Restate the entries below word for word, omitting nothing.

### THE RECORDS
########

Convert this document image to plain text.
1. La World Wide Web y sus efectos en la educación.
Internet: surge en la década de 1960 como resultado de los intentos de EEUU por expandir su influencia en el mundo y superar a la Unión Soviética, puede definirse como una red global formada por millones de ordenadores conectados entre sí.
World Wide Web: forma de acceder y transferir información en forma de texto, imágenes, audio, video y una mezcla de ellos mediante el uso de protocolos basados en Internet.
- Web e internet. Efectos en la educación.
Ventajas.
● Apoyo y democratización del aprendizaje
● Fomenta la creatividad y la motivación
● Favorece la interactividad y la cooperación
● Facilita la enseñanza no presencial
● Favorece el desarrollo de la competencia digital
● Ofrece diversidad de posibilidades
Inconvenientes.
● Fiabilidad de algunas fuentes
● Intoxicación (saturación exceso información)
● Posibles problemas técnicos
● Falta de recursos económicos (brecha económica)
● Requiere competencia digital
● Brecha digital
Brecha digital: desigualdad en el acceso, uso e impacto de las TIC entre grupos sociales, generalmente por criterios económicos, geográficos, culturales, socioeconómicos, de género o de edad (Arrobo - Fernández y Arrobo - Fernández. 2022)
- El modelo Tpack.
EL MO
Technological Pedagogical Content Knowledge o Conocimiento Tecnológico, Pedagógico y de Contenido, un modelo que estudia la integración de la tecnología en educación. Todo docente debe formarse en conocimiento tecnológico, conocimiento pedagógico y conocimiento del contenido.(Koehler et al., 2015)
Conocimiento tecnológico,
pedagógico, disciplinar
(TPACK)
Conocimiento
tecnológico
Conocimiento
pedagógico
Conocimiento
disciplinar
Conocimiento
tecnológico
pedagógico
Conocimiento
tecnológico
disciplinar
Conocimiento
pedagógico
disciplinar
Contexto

########

### EXERCISE ANSWER
Convert this document image to plain text.
1. La World Wide Web y sus efectos en la educación.
Internet: surge en la década de 1960 como resultado de los intentos de EEUU por expandir su influencia en el mundo y superar a la Unión Soviética, puede definirse como una red global formada por millones de ordenadores conectados entre sí.
World Wide Web: forma de acceder y transferir información en forma de texto, imágenes, audio, video y una mezcla de ellos mediante el uso de protocolos basados en Internet.
- Web e internet. Efectos en la educación.
Ventajas.
● Apoyo y democratización del aprendizaje
● Fomenta la creatividad y la motivación
● Favorece la interactividad y la cooperación
● Facilita la enseñanza no presencial
● Favorece el desarrollo de la competencia digital
● Ofrece diversidad de posibilidades
Inconvenientes.
● Fiabilidad de algunas fuentes
● Intoxicación (saturación exceso información)
● Posibles problemas técnicos
● Falta de recursos económicos (brecha económica)
● Requiere competencia digital
● Brecha digital
Brecha digital: desigualdad en el acceso, uso e impacto de las TIC entre grupos sociales, generalmente por criterios económicos, geográficos, culturales, socioeconómicos, de género o de edad (Arrobo - Fernández y Arrobo - Fernández. 2022)
- El modelo Tpack.
EL MO
Technological Pedagogical Content Knowledge o Conocimiento Tecnológico, Pedagógico y de Contenido, un modelo que estudia la integración de la tecnología en educación. Todo docente debe formarse en conocimiento tecnológico, conocimiento pedagógico y conocimiento del contenido.(Koehler et al., 2015)
Conocimiento tecnológico,
pedagógico, disciplinar
(TPACK)
Conocimiento
tecnológico
Conocimiento
pedagógico
Conocimiento
disciplinar
Conocimiento
tecnológico
pedagógico
Conocimiento
tecnológico
disciplinar
Conocimiento
pedagógico
disciplinar
Contexto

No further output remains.